**Source passage:**
▬▬▬

Benchmark Results (20×20 Grid)

Average over 100 random seeds:

Algorithm Avg Nodes Explored Avg Path Cost Avg Hops Avg Time (ms)
BFS 310 92 34 0.81
DFS 145 215 79 0.44
UCS 308 79 34 1.02
A* 283 79 34 1.08

Key Insights

  1. A explores 9% fewer nodes than UCS* while finding the same optimal cost
  2. UCS/A save 14% infection risk* compared to BFS on average
  3. DFS is 2× faster but produces paths 2.3× more costly
  4. BFS = UCS hop count (both find 34-hop paths, but UCS picks safer streets)

Why A* is Faster (Despite Higher ms Time)

The execution time includes:

  • Algorithm logic (A* has heuristic overhead)
  • Python interpreter overhead (heap operations)

In production systems (C++, Rust), A* is consistently faster due to fewer nodes explored.


🎓 Academic Context

Course Topics Covered

This project demonstrates concepts from:

AI / Algorithms Courses:

  • Uninformed search (BFS, DFS)
  • Informed search (A*)
  • Heuristic design and admissibility
  • Graph traversal algorithms

Data Structures Courses:

  • Queue (FIFO)

▬▬▬

Data extracted from a collection
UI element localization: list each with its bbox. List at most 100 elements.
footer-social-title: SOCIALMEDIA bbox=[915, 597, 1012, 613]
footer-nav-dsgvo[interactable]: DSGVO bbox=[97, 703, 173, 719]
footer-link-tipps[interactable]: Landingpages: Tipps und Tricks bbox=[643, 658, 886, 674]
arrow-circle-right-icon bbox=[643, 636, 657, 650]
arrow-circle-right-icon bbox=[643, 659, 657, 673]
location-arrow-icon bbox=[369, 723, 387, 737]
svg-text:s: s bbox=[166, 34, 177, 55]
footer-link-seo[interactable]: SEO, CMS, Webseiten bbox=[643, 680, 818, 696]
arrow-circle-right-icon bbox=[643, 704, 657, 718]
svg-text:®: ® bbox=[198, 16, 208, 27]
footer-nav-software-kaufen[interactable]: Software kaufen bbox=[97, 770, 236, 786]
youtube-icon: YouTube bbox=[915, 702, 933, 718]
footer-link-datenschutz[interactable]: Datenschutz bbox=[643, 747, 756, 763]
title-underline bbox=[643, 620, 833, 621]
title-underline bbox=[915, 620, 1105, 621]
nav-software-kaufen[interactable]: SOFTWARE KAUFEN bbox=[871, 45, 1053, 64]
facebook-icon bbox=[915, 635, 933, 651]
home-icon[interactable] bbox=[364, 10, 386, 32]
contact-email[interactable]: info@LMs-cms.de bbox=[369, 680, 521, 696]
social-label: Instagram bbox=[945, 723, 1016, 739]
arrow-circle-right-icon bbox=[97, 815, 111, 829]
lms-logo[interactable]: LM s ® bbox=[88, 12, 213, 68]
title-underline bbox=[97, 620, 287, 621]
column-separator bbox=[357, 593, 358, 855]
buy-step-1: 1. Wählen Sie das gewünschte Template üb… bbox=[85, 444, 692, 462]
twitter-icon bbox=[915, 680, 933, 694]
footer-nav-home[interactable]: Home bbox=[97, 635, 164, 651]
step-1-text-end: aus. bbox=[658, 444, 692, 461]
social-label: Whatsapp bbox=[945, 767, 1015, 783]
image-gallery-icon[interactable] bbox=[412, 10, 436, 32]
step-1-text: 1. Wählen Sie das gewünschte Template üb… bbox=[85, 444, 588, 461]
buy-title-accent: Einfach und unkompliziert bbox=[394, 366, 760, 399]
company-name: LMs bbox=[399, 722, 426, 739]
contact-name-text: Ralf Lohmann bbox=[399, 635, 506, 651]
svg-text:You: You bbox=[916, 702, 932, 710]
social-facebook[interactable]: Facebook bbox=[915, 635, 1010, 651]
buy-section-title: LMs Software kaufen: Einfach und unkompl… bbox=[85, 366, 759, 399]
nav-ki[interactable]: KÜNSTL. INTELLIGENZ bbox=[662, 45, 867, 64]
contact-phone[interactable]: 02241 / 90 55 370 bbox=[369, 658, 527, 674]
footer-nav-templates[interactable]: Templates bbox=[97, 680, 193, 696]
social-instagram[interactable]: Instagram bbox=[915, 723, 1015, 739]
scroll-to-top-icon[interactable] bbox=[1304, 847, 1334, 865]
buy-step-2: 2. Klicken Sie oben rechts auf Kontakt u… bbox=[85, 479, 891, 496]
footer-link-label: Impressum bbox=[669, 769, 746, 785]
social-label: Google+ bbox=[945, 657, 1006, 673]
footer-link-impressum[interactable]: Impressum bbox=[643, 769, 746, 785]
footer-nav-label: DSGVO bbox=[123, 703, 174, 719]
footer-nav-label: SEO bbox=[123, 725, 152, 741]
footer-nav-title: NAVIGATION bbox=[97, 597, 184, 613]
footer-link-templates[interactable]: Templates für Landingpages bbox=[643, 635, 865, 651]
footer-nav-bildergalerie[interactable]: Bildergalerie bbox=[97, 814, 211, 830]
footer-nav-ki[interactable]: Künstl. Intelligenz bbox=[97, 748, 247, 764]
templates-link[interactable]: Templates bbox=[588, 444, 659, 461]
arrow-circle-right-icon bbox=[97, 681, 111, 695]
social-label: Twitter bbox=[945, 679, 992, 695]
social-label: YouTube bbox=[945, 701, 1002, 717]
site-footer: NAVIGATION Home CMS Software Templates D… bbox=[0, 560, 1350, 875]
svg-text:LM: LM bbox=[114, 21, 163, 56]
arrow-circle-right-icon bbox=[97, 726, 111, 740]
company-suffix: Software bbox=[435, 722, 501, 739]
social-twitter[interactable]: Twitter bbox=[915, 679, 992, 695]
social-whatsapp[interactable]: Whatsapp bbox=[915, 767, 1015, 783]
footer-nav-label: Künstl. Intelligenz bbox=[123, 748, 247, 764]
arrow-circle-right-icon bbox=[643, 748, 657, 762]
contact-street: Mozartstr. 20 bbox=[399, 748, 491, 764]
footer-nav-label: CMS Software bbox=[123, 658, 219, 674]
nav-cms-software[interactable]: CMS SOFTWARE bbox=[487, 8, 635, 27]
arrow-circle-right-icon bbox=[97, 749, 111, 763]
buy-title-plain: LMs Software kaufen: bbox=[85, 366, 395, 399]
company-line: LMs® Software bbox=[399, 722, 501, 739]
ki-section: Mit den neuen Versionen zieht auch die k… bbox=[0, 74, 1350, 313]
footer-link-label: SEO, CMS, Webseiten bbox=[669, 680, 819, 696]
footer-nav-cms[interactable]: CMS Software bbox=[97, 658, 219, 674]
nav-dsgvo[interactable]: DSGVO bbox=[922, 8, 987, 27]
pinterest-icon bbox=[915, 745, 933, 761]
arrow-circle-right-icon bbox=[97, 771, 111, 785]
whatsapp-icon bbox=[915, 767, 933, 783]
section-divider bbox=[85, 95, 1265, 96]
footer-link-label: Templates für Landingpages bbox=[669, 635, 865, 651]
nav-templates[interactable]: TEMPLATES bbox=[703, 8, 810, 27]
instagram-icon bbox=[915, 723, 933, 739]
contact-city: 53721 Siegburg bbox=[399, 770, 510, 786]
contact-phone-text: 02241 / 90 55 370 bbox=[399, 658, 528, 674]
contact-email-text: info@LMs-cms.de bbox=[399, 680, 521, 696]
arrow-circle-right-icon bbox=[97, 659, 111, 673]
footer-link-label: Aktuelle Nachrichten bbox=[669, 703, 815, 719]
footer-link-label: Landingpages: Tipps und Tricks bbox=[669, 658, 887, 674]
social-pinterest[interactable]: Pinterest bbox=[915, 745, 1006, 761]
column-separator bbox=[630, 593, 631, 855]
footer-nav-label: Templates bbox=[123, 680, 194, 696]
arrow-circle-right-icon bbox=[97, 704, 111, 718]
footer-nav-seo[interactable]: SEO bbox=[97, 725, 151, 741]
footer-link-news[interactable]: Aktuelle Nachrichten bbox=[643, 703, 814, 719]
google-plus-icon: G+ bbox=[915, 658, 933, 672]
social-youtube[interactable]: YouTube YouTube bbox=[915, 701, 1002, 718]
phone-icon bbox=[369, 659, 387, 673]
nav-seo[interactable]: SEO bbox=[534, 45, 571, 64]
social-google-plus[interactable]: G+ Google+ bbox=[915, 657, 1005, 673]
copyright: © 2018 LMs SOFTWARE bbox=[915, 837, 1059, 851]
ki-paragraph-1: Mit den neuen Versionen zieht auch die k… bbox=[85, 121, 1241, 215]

▬▬▬

**Exercise requirements:**
[a] In the search-algorithm benchmark text, what average path cost does DFS have on the 20×20 grid?
[b] Pick up the search-algorithm benchmark text where it stops and keep writing it.

**Set of answers:**
[a] 215

[b]
  • Stack (LIFO)
  • Priority queue (min-heap)
  • Graph representation

Complexity Theory:

  • Time/space complexity analysis
  • Big-O notation
  • Trade-offs between optimality and efficiency

Research Applications

Weighted graph pathfinding appears in:

  • Robotics: Motion planning with terrain costs
  • Networking: Routing packets with latency costs
  • Gaming: NPC pathfinding with danger zones
  • Logistics: Delivery routing with traffic costs
  • GIS: Navigation with road conditions

Related Algorithms

Extensions to explore:

  • Greedy Best-First: Like A* but only uses h(n), not g(n)
  • IDA*: Iterative Deepening A* (memory-efficient)
  • Jump Point Search: A* optimization for uniform-cost grids
  • Theta*: Any-angle pathfinding (not grid-constrained)
  • D* Lite: Dynamic pathfinding for changing maps

🔮 Future Improvements

Algorithm Additions

  • Bidirectional search (start and goal search simultaneously)
  • Dijkstra variants (lazy deletion, Fibonacci heap)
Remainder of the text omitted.